Direction :: In the material below, find every line with "COINBASE" and pull it out.

Data ::
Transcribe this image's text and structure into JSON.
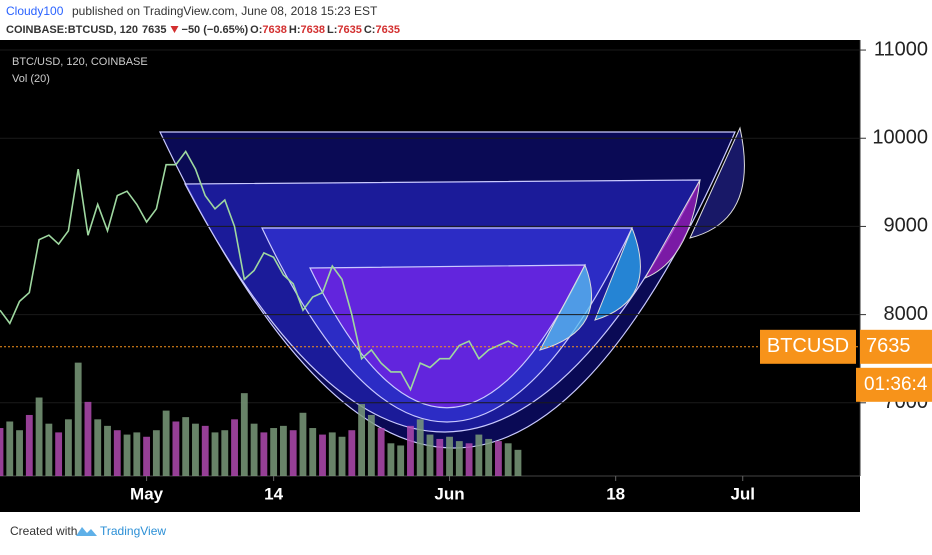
{
  "header": {
    "author": "Cloudy100",
    "published": "published on TradingView.com, June 08, 2018 15:23 EST",
    "symbol": "COINBASE:BTCUSD, 120",
    "last": "7635",
    "change": "−50 (−0.65%)",
    "ohlc": [
      {
        "label": "O:",
        "value": "7638"
      },
      {
        "label": "H:",
        "value": "7638"
      },
      {
        "label": "L:",
        "value": "7635"
      },
      {
        "label": "C:",
        "value": "7635"
      }
    ]
  },
  "chart_data": {
    "type": "line",
    "legend": [
      "BTC/USD, 120, COINBASE",
      "Vol (20)"
    ],
    "x": [
      "04-16",
      "04-17",
      "04-18",
      "04-19",
      "04-20",
      "04-21",
      "04-22",
      "04-23",
      "04-24",
      "04-25",
      "04-26",
      "04-27",
      "04-28",
      "04-29",
      "04-30",
      "05-01",
      "05-02",
      "05-03",
      "05-04",
      "05-05",
      "05-06",
      "05-07",
      "05-08",
      "05-09",
      "05-10",
      "05-11",
      "05-12",
      "05-13",
      "05-14",
      "05-15",
      "05-16",
      "05-17",
      "05-18",
      "05-19",
      "05-20",
      "05-21",
      "05-22",
      "05-23",
      "05-24",
      "05-25",
      "05-26",
      "05-27",
      "05-28",
      "05-29",
      "05-30",
      "05-31",
      "06-01",
      "06-02",
      "06-03",
      "06-04",
      "06-05",
      "06-06",
      "06-07",
      "06-08"
    ],
    "series": [
      {
        "name": "BTC/USD, 120, COINBASE",
        "color": "#9fd8a0",
        "values": [
          8050,
          7900,
          8150,
          8250,
          8850,
          8900,
          8800,
          8950,
          9650,
          8900,
          9250,
          8950,
          9350,
          9400,
          9250,
          9050,
          9200,
          9700,
          9700,
          9850,
          9650,
          9350,
          9200,
          9300,
          9000,
          8400,
          8500,
          8700,
          8650,
          8450,
          8350,
          8050,
          8200,
          8250,
          8550,
          8400,
          8000,
          7500,
          7600,
          7450,
          7350,
          7350,
          7150,
          7450,
          7400,
          7500,
          7500,
          7650,
          7700,
          7500,
          7600,
          7650,
          7700,
          7635
        ]
      },
      {
        "name": "Vol (20)",
        "color": "#7a9a7a",
        "axis": "y2",
        "values": [
          2200,
          2500,
          2100,
          2800,
          3600,
          2400,
          2000,
          2600,
          5200,
          3400,
          2600,
          2300,
          2100,
          1900,
          2000,
          1800,
          2100,
          3000,
          2500,
          2700,
          2400,
          2300,
          2000,
          2100,
          2600,
          3800,
          2400,
          2000,
          2200,
          2300,
          2100,
          2900,
          2200,
          1900,
          2000,
          1800,
          2100,
          3300,
          2800,
          2200,
          1500,
          1400,
          2300,
          2600,
          1900,
          1700,
          1800,
          1600,
          1500,
          1900,
          1700,
          1600,
          1500,
          1200
        ]
      }
    ],
    "ylim": [
      6170,
      11114
    ],
    "yticks": [
      7000,
      8000,
      9000,
      10000,
      11000
    ],
    "y2lim": [
      0,
      20000
    ],
    "xlim": [
      "04-16",
      "07-13"
    ],
    "xticks": [
      {
        "value": "05-01",
        "label": "May"
      },
      {
        "value": "05-14",
        "label": "14"
      },
      {
        "value": "06-01",
        "label": "Jun"
      },
      {
        "value": "06-18",
        "label": "18"
      },
      {
        "value": "07-01",
        "label": "Jul"
      }
    ],
    "price_line": {
      "label": "BTCUSD",
      "value": 7635,
      "color": "#f7931a"
    },
    "countdown": "01:36:4"
  }
}
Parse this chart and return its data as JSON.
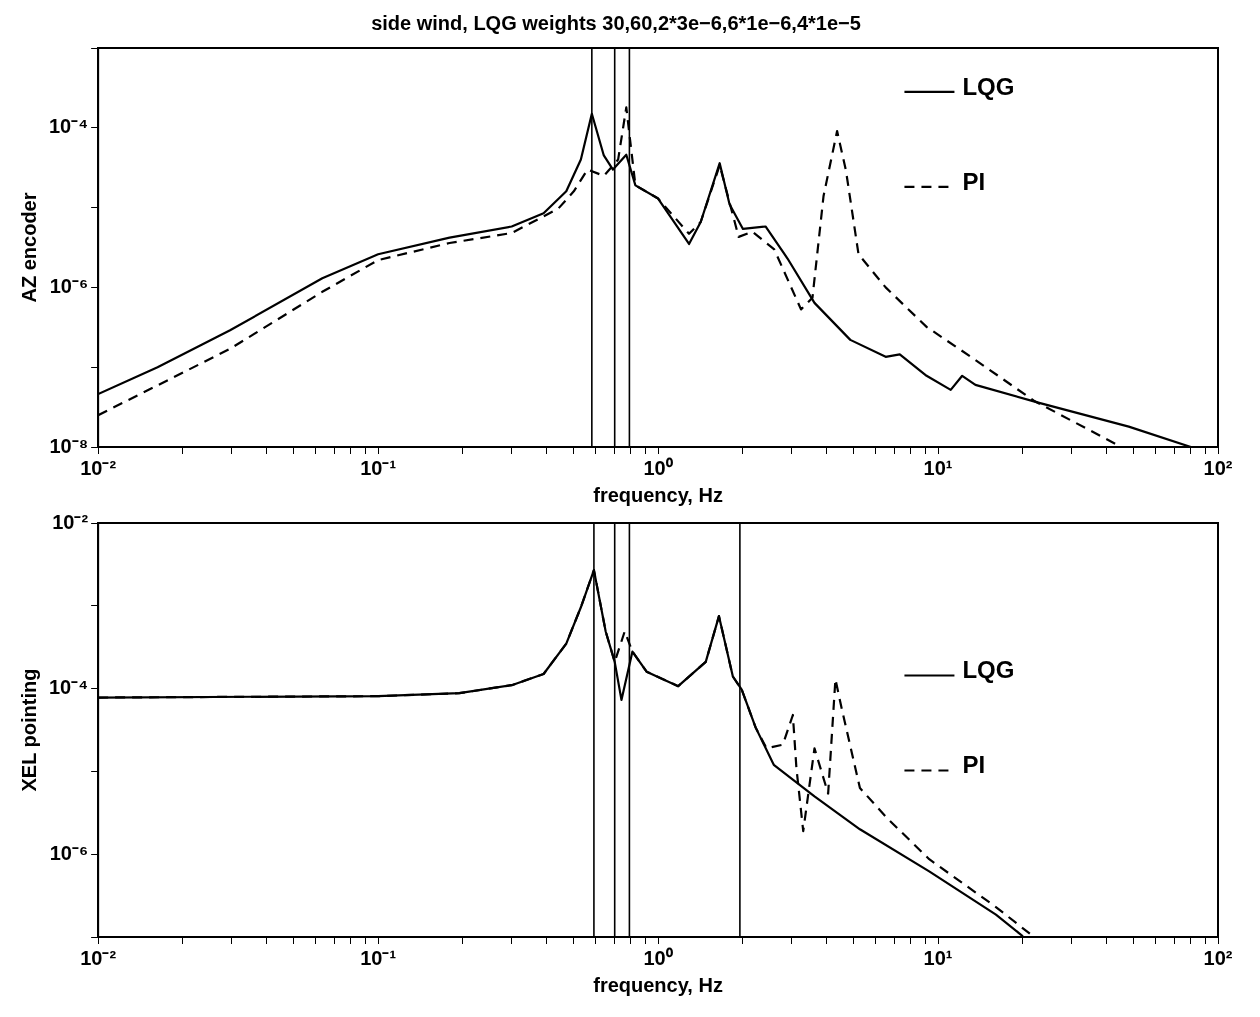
{
  "chart_data": [
    {
      "type": "line",
      "title": "side wind, LQG weights 30,60,2*3e−6,6*1e−6,4*1e−5",
      "xlabel": "frequency, Hz",
      "ylabel": "AZ encoder",
      "log": "xy",
      "legend": "top right",
      "marker": "none",
      "xlim": [
        0.01,
        100
      ],
      "ylim": [
        1e-08,
        0.001
      ],
      "xticks": [
        {
          "value": 0.01,
          "label": "10⁻²"
        },
        {
          "value": 0.02,
          "label": null
        },
        {
          "value": 0.03,
          "label": null
        },
        {
          "value": 0.04,
          "label": null
        },
        {
          "value": 0.05,
          "label": null
        },
        {
          "value": 0.06,
          "label": null
        },
        {
          "value": 0.07,
          "label": null
        },
        {
          "value": 0.08,
          "label": null
        },
        {
          "value": 0.09,
          "label": null
        },
        {
          "value": 0.1,
          "label": "10⁻¹"
        },
        {
          "value": 0.2,
          "label": null
        },
        {
          "value": 0.3,
          "label": null
        },
        {
          "value": 0.4,
          "label": null
        },
        {
          "value": 0.5,
          "label": null
        },
        {
          "value": 0.6,
          "label": null
        },
        {
          "value": 0.7,
          "label": null
        },
        {
          "value": 0.8,
          "label": null
        },
        {
          "value": 0.9,
          "label": null
        },
        {
          "value": 1,
          "label": "10⁰"
        },
        {
          "value": 2,
          "label": null
        },
        {
          "value": 3,
          "label": null
        },
        {
          "value": 4,
          "label": null
        },
        {
          "value": 5,
          "label": null
        },
        {
          "value": 6,
          "label": null
        },
        {
          "value": 7,
          "label": null
        },
        {
          "value": 8,
          "label": null
        },
        {
          "value": 9,
          "label": null
        },
        {
          "value": 10,
          "label": "10¹"
        },
        {
          "value": 20,
          "label": null
        },
        {
          "value": 30,
          "label": null
        },
        {
          "value": 40,
          "label": null
        },
        {
          "value": 50,
          "label": null
        },
        {
          "value": 60,
          "label": null
        },
        {
          "value": 70,
          "label": null
        },
        {
          "value": 80,
          "label": null
        },
        {
          "value": 90,
          "label": null
        },
        {
          "value": 100,
          "label": "10²"
        }
      ],
      "yticks": [
        {
          "value": 1e-08,
          "label": "10⁻⁸"
        },
        {
          "value": 1e-07,
          "label": null
        },
        {
          "value": 1e-06,
          "label": "10⁻⁶"
        },
        {
          "value": 1e-05,
          "label": null
        },
        {
          "value": 0.0001,
          "label": "10⁻⁴"
        },
        {
          "value": 0.001,
          "label": null
        }
      ],
      "ref_lines": [
        {
          "axis": "x",
          "value": 0.58,
          "color": "#000000"
        },
        {
          "axis": "x",
          "value": 0.7,
          "color": "#000000"
        },
        {
          "axis": "x",
          "value": 0.79,
          "color": "#000000"
        }
      ],
      "series": [
        {
          "name": "LQG",
          "color": "#000000",
          "line_style": "solid",
          "x": [
            0.01,
            0.0163,
            0.0296,
            0.0632,
            0.1,
            0.18,
            0.3,
            0.39,
            0.47,
            0.53,
            0.58,
            0.64,
            0.69,
            0.77,
            0.83,
            1.0,
            1.29,
            1.42,
            1.66,
            1.8,
            2.01,
            2.42,
            2.9,
            3.62,
            4.86,
            6.5,
            7.3,
            9.1,
            11.1,
            12.2,
            13.6,
            22.8,
            48,
            80
          ],
          "values": [
            4.6e-08,
            1e-07,
            2.9e-07,
            1.3e-06,
            2.6e-06,
            4.2e-06,
            5.8e-06,
            8.5e-06,
            1.6e-05,
            4e-05,
            0.00015,
            4.5e-05,
            3e-05,
            4.6e-05,
            1.9e-05,
            1.3e-05,
            3.5e-06,
            6.6e-06,
            3.6e-05,
            1.1e-05,
            5.4e-06,
            5.8e-06,
            2.3e-06,
            6.4e-07,
            2.2e-07,
            1.35e-07,
            1.45e-07,
            7.8e-08,
            5.2e-08,
            7.8e-08,
            6e-08,
            3.6e-08,
            1.8e-08,
            1e-08
          ]
        },
        {
          "name": "PI",
          "color": "#000000",
          "line_style": "dashed",
          "x": [
            0.01,
            0.0296,
            0.0632,
            0.1,
            0.18,
            0.3,
            0.44,
            0.5,
            0.56,
            0.64,
            0.72,
            0.77,
            0.83,
            1.0,
            1.29,
            1.42,
            1.66,
            1.94,
            2.17,
            2.6,
            3.24,
            3.56,
            3.9,
            4.36,
            4.69,
            5.2,
            6.5,
            9.1,
            13.1,
            22,
            44
          ],
          "values": [
            2.5e-08,
            1.7e-07,
            8.8e-07,
            2.2e-06,
            3.6e-06,
            4.8e-06,
            9.7e-06,
            1.6e-05,
            3e-05,
            2.5e-05,
            4e-05,
            0.00018,
            1.9e-05,
            1.3e-05,
            4.7e-06,
            6.6e-06,
            3.4e-05,
            4.3e-06,
            5e-06,
            3e-06,
            5.3e-07,
            7.4e-07,
            1.4e-05,
            9.1e-05,
            2.9e-05,
            2.6e-06,
            1e-06,
            3.2e-07,
            1.35e-07,
            3.8e-08,
            1.05e-08
          ]
        }
      ]
    },
    {
      "type": "line",
      "xlabel": "frequency, Hz",
      "ylabel": "XEL pointing",
      "log": "xy",
      "legend": "right",
      "marker": "none",
      "xlim": [
        0.01,
        100
      ],
      "ylim": [
        1e-07,
        0.01
      ],
      "xticks": [
        {
          "value": 0.01,
          "label": "10⁻²"
        },
        {
          "value": 0.02,
          "label": null
        },
        {
          "value": 0.03,
          "label": null
        },
        {
          "value": 0.04,
          "label": null
        },
        {
          "value": 0.05,
          "label": null
        },
        {
          "value": 0.06,
          "label": null
        },
        {
          "value": 0.07,
          "label": null
        },
        {
          "value": 0.08,
          "label": null
        },
        {
          "value": 0.09,
          "label": null
        },
        {
          "value": 0.1,
          "label": "10⁻¹"
        },
        {
          "value": 0.2,
          "label": null
        },
        {
          "value": 0.3,
          "label": null
        },
        {
          "value": 0.4,
          "label": null
        },
        {
          "value": 0.5,
          "label": null
        },
        {
          "value": 0.6,
          "label": null
        },
        {
          "value": 0.7,
          "label": null
        },
        {
          "value": 0.8,
          "label": null
        },
        {
          "value": 0.9,
          "label": null
        },
        {
          "value": 1,
          "label": "10⁰"
        },
        {
          "value": 2,
          "label": null
        },
        {
          "value": 3,
          "label": null
        },
        {
          "value": 4,
          "label": null
        },
        {
          "value": 5,
          "label": null
        },
        {
          "value": 6,
          "label": null
        },
        {
          "value": 7,
          "label": null
        },
        {
          "value": 8,
          "label": null
        },
        {
          "value": 9,
          "label": null
        },
        {
          "value": 10,
          "label": "10¹"
        },
        {
          "value": 20,
          "label": null
        },
        {
          "value": 30,
          "label": null
        },
        {
          "value": 40,
          "label": null
        },
        {
          "value": 50,
          "label": null
        },
        {
          "value": 60,
          "label": null
        },
        {
          "value": 70,
          "label": null
        },
        {
          "value": 80,
          "label": null
        },
        {
          "value": 90,
          "label": null
        },
        {
          "value": 100,
          "label": "10²"
        }
      ],
      "yticks": [
        {
          "value": 1e-07,
          "label": null
        },
        {
          "value": 1e-06,
          "label": "10⁻⁶"
        },
        {
          "value": 1e-05,
          "label": null
        },
        {
          "value": 0.0001,
          "label": "10⁻⁴"
        },
        {
          "value": 0.001,
          "label": null
        },
        {
          "value": 0.01,
          "label": "10⁻²"
        }
      ],
      "ref_lines": [
        {
          "axis": "x",
          "value": 0.59,
          "color": "#000000"
        },
        {
          "axis": "x",
          "value": 0.7,
          "color": "#000000"
        },
        {
          "axis": "x",
          "value": 0.79,
          "color": "#000000"
        },
        {
          "axis": "x",
          "value": 1.96,
          "color": "#000000"
        }
      ],
      "series": [
        {
          "name": "LQG",
          "color": "#000000",
          "line_style": "solid",
          "x": [
            0.01,
            0.1,
            0.195,
            0.3,
            0.39,
            0.47,
            0.53,
            0.59,
            0.65,
            0.7,
            0.74,
            0.81,
            0.91,
            1.18,
            1.48,
            1.65,
            1.85,
            1.99,
            2.23,
            2.59,
            3.62,
            5.26,
            9.3,
            16.1,
            20.1
          ],
          "values": [
            7.8e-05,
            8.1e-05,
            8.8e-05,
            0.00011,
            0.00015,
            0.00035,
            0.00096,
            0.0027,
            0.00049,
            0.00021,
            7.3e-05,
            0.00028,
            0.00016,
            0.000107,
            0.00021,
            0.00075,
            0.00014,
            9.7e-05,
            3.4e-05,
            1.2e-05,
            5e-06,
            2e-06,
            6.2e-07,
            1.86e-07,
            1.02e-07
          ]
        },
        {
          "name": "PI",
          "color": "#000000",
          "line_style": "dashed",
          "x": [
            0.01,
            0.1,
            0.195,
            0.3,
            0.39,
            0.47,
            0.53,
            0.59,
            0.65,
            0.7,
            0.76,
            0.81,
            0.91,
            1.18,
            1.48,
            1.65,
            1.85,
            1.99,
            2.23,
            2.44,
            2.79,
            3.03,
            3.12,
            3.3,
            3.62,
            4.05,
            4.3,
            4.52,
            5.26,
            6.6,
            9.3,
            16.1,
            21.7
          ],
          "values": [
            7.8e-05,
            8.1e-05,
            8.8e-05,
            0.00011,
            0.00015,
            0.00035,
            0.00096,
            0.0027,
            0.00049,
            0.00021,
            0.00049,
            0.00028,
            0.00016,
            0.000107,
            0.00021,
            0.00075,
            0.00014,
            9.7e-05,
            3.4e-05,
            1.9e-05,
            2.1e-05,
            4.8e-05,
            1.1e-05,
            1.9e-06,
            1.9e-05,
            5.4e-06,
            0.00013,
            5.9e-05,
            6.3e-06,
            2.7e-06,
            8.7e-07,
            2.3e-07,
            1.04e-07
          ]
        }
      ]
    }
  ]
}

Solution ::
    "symbol": "COINBASE:BTCUSD, 120",
      "BTC/USD, 120, COINBASE",
        "name": "BTC/USD, 120, COINBASE",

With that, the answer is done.